— Start —
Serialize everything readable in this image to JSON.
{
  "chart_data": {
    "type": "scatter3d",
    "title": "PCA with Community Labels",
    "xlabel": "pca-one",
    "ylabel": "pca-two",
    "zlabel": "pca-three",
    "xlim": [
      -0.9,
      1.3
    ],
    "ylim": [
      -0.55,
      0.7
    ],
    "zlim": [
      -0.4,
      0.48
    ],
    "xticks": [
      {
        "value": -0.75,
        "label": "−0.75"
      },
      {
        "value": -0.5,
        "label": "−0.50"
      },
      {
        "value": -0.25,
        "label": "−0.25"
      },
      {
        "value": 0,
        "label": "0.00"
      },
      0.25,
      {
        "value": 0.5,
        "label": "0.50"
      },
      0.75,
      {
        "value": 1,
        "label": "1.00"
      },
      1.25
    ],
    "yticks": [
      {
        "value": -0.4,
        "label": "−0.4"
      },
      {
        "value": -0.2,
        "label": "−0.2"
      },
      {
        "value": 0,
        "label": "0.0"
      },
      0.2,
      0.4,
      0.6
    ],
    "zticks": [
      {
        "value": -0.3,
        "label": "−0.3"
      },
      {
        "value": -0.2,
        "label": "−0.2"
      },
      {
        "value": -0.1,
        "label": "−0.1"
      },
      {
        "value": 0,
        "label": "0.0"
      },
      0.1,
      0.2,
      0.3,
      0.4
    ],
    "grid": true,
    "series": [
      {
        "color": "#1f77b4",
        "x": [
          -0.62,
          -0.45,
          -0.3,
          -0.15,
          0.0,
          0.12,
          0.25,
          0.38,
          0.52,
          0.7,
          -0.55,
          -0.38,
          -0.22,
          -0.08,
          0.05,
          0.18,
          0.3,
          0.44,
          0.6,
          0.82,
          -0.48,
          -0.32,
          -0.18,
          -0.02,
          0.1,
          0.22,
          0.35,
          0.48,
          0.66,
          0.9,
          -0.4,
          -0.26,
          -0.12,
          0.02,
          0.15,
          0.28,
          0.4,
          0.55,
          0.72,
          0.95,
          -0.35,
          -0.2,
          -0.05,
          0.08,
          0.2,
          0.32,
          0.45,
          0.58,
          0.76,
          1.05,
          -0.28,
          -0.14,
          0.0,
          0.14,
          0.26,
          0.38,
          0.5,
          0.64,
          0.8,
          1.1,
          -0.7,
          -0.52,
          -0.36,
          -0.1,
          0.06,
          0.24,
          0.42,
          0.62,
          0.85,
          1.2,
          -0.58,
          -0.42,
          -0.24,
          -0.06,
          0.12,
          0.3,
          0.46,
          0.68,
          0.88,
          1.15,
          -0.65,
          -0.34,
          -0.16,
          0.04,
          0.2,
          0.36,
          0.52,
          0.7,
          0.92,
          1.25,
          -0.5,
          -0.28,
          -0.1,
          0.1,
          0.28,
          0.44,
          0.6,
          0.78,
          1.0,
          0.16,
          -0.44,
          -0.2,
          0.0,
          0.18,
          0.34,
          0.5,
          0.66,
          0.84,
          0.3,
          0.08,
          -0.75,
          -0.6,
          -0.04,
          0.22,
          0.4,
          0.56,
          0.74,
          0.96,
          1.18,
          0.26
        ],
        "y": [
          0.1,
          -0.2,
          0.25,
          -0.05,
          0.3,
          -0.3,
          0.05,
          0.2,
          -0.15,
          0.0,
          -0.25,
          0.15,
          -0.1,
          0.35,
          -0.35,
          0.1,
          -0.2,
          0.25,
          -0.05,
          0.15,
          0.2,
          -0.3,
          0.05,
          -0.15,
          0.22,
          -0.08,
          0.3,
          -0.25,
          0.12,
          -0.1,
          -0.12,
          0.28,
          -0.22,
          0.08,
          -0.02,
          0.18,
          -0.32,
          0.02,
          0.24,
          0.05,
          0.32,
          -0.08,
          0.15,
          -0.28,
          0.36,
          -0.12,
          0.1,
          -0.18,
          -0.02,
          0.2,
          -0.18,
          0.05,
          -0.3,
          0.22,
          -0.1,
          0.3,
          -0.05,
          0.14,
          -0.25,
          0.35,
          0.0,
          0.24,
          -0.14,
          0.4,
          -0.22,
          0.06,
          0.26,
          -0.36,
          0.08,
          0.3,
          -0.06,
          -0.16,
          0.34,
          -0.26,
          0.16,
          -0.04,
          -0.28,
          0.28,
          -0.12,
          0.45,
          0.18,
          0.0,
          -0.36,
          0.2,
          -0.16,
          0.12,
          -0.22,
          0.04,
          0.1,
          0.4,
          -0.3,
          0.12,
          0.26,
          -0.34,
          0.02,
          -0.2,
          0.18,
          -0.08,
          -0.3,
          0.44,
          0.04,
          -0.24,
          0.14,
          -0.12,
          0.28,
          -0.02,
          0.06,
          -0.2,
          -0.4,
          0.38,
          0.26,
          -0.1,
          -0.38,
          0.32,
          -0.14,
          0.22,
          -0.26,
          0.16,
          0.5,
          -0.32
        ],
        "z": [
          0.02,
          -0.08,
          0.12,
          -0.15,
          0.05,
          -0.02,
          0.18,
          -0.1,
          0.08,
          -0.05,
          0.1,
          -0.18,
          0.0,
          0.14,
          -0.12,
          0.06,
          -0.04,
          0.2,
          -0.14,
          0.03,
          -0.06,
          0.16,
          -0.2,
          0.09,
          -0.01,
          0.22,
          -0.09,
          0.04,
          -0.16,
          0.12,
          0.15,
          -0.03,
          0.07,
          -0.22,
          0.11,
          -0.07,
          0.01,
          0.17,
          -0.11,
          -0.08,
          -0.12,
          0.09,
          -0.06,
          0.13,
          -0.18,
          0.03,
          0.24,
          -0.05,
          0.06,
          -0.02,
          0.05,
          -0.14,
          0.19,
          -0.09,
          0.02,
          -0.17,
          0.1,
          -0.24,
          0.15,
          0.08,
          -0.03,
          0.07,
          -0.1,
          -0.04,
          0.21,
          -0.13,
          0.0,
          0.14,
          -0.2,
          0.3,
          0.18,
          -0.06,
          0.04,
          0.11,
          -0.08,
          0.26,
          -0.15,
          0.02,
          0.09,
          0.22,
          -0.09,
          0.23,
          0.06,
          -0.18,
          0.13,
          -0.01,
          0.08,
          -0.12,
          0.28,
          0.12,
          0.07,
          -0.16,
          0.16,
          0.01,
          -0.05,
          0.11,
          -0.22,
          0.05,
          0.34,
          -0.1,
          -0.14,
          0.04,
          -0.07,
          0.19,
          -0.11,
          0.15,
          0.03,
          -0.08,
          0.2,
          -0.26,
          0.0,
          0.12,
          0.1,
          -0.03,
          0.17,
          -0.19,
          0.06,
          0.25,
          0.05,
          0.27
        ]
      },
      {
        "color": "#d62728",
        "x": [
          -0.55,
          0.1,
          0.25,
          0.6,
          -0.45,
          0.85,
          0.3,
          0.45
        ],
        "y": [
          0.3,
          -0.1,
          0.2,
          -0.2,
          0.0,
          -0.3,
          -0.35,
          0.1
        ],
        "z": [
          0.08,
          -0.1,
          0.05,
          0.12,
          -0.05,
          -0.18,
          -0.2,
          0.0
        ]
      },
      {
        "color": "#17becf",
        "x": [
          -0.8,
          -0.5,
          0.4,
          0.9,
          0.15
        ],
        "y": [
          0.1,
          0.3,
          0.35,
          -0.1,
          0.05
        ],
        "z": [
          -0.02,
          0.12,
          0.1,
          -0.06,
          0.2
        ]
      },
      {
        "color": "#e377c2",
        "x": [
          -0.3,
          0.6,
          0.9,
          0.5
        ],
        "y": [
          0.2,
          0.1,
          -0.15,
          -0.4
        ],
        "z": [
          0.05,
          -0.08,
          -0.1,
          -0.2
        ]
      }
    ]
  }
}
— End —
INSTRUCTIONS TO FOLLOW: Repeat all the records. Match each line exactly.

THE ANSWER:
Serialize everything readable in this image to JSON.
{
  "chart_data": {
    "type": "scatter3d",
    "title": "PCA with Community Labels",
    "xlabel": "pca-one",
    "ylabel": "pca-two",
    "zlabel": "pca-three",
    "xlim": [
      -0.9,
      1.3
    ],
    "ylim": [
      -0.55,
      0.7
    ],
    "zlim": [
      -0.4,
      0.48
    ],
    "xticks": [
      {
        "value": -0.75,
        "label": "−0.75"
      },
      {
        "value": -0.5,
        "label": "−0.50"
      },
      {
        "value": -0.25,
        "label": "−0.25"
      },
      {
        "value": 0,
        "label": "0.00"
      },
      0.25,
      {
        "value": 0.5,
        "label": "0.50"
      },
      0.75,
      {
        "value": 1,
        "label": "1.00"
      },
      1.25
    ],
    "yticks": [
      {
        "value": -0.4,
        "label": "−0.4"
      },
      {
        "value": -0.2,
        "label": "−0.2"
      },
      {
        "value": 0,
        "label": "0.0"
      },
      0.2,
      0.4,
      0.6
    ],
    "zticks": [
      {
        "value": -0.3,
        "label": "−0.3"
      },
      {
        "value": -0.2,
        "label": "−0.2"
      },
      {
        "value": -0.1,
        "label": "−0.1"
      },
      {
        "value": 0,
        "label": "0.0"
      },
      0.1,
      0.2,
      0.3,
      0.4
    ],
    "grid": true,
    "series": [
      {
        "color": "#1f77b4",
        "x": [
          -0.62,
          -0.45,
          -0.3,
          -0.15,
          0.0,
          0.12,
          0.25,
          0.38,
          0.52,
          0.7,
          -0.55,
          -0.38,
          -0.22,
          -0.08,
          0.05,
          0.18,
          0.3,
          0.44,
          0.6,
          0.82,
          -0.48,
          -0.32,
          -0.18,
          -0.02,
          0.1,
          0.22,
          0.35,
          0.48,
          0.66,
          0.9,
          -0.4,
          -0.26,
          -0.12,
          0.02,
          0.15,
          0.28,
          0.4,
          0.55,
          0.72,
          0.95,
          -0.35,
          -0.2,
          -0.05,
          0.08,
          0.2,
          0.32,
          0.45,
          0.58,
          0.76,
          1.05,
          -0.28,
          -0.14,
          0.0,
          0.14,
          0.26,
          0.38,
          0.5,
          0.64,
          0.8,
          1.1,
          -0.7,
          -0.52,
          -0.36,
          -0.1,
          0.06,
          0.24,
          0.42,
          0.62,
          0.85,
          1.2,
          -0.58,
          -0.42,
          -0.24,
          -0.06,
          0.12,
          0.3,
          0.46,
          0.68,
          0.88,
          1.15,
          -0.65,
          -0.34,
          -0.16,
          0.04,
          0.2,
          0.36,
          0.52,
          0.7,
          0.92,
          1.25,
          -0.5,
          -0.28,
          -0.1,
          0.1,
          0.28,
          0.44,
          0.6,
          0.78,
          1.0,
          0.16,
          -0.44,
          -0.2,
          0.0,
          0.18,
          0.34,
          0.5,
          0.66,
          0.84,
          0.3,
          0.08,
          -0.75,
          -0.6,
          -0.04,
          0.22,
          0.4,
          0.56,
          0.74,
          0.96,
          1.18,
          0.26
        ],
        "y": [
          0.1,
          -0.2,
          0.25,
          -0.05,
          0.3,
          -0.3,
          0.05,
          0.2,
          -0.15,
          0.0,
          -0.25,
          0.15,
          -0.1,
          0.35,
          -0.35,
          0.1,
          -0.2,
          0.25,
          -0.05,
          0.15,
          0.2,
          -0.3,
          0.05,
          -0.15,
          0.22,
          -0.08,
          0.3,
          -0.25,
          0.12,
          -0.1,
          -0.12,
          0.28,
          -0.22,
          0.08,
          -0.02,
          0.18,
          -0.32,
          0.02,
          0.24,
          0.05,
          0.32,
          -0.08,
          0.15,
          -0.28,
          0.36,
          -0.12,
          0.1,
          -0.18,
          -0.02,
          0.2,
          -0.18,
          0.05,
          -0.3,
          0.22,
          -0.1,
          0.3,
          -0.05,
          0.14,
          -0.25,
          0.35,
          0.0,
          0.24,
          -0.14,
          0.4,
          -0.22,
          0.06,
          0.26,
          -0.36,
          0.08,
          0.3,
          -0.06,
          -0.16,
          0.34,
          -0.26,
          0.16,
          -0.04,
          -0.28,
          0.28,
          -0.12,
          0.45,
          0.18,
          0.0,
          -0.36,
          0.2,
          -0.16,
          0.12,
          -0.22,
          0.04,
          0.1,
          0.4,
          -0.3,
          0.12,
          0.26,
          -0.34,
          0.02,
          -0.2,
          0.18,
          -0.08,
          -0.3,
          0.44,
          0.04,
          -0.24,
          0.14,
          -0.12,
          0.28,
          -0.02,
          0.06,
          -0.2,
          -0.4,
          0.38,
          0.26,
          -0.1,
          -0.38,
          0.32,
          -0.14,
          0.22,
          -0.26,
          0.16,
          0.5,
          -0.32
        ],
        "z": [
          0.02,
          -0.08,
          0.12,
          -0.15,
          0.05,
          -0.02,
          0.18,
          -0.1,
          0.08,
          -0.05,
          0.1,
          -0.18,
          0.0,
          0.14,
          -0.12,
          0.06,
          -0.04,
          0.2,
          -0.14,
          0.03,
          -0.06,
          0.16,
          -0.2,
          0.09,
          -0.01,
          0.22,
          -0.09,
          0.04,
          -0.16,
          0.12,
          0.15,
          -0.03,
          0.07,
          -0.22,
          0.11,
          -0.07,
          0.01,
          0.17,
          -0.11,
          -0.08,
          -0.12,
          0.09,
          -0.06,
          0.13,
          -0.18,
          0.03,
          0.24,
          -0.05,
          0.06,
          -0.02,
          0.05,
          -0.14,
          0.19,
          -0.09,
          0.02,
          -0.17,
          0.1,
          -0.24,
          0.15,
          0.08,
          -0.03,
          0.07,
          -0.1,
          -0.04,
          0.21,
          -0.13,
          0.0,
          0.14,
          -0.2,
          0.3,
          0.18,
          -0.06,
          0.04,
          0.11,
          -0.08,
          0.26,
          -0.15,
          0.02,
          0.09,
          0.22,
          -0.09,
          0.23,
          0.06,
          -0.18,
          0.13,
          -0.01,
          0.08,
          -0.12,
          0.28,
          0.12,
          0.07,
          -0.16,
          0.16,
          0.01,
          -0.05,
          0.11,
          -0.22,
          0.05,
          0.34,
          -0.1,
          -0.14,
          0.04,
          -0.07,
          0.19,
          -0.11,
          0.15,
          0.03,
          -0.08,
          0.2,
          -0.26,
          0.0,
          0.12,
          0.1,
          -0.03,
          0.17,
          -0.19,
          0.06,
          0.25,
          0.05,
          0.27
        ]
      },
      {
        "color": "#d62728",
        "x": [
          -0.55,
          0.1,
          0.25,
          0.6,
          -0.45,
          0.85,
          0.3,
          0.45
        ],
        "y": [
          0.3,
          -0.1,
          0.2,
          -0.2,
          0.0,
          -0.3,
          -0.35,
          0.1
        ],
        "z": [
          0.08,
          -0.1,
          0.05,
          0.12,
          -0.05,
          -0.18,
          -0.2,
          0.0
        ]
      },
      {
        "color": "#17becf",
        "x": [
          -0.8,
          -0.5,
          0.4,
          0.9,
          0.15
        ],
        "y": [
          0.1,
          0.3,
          0.35,
          -0.1,
          0.05
        ],
        "z": [
          -0.02,
          0.12,
          0.1,
          -0.06,
          0.2
        ]
      },
      {
        "color": "#e377c2",
        "x": [
          -0.3,
          0.6,
          0.9,
          0.5
        ],
        "y": [
          0.2,
          0.1,
          -0.15,
          -0.4
        ],
        "z": [
          0.05,
          -0.08,
          -0.1,
          -0.2
        ]
      }
    ]
  }
}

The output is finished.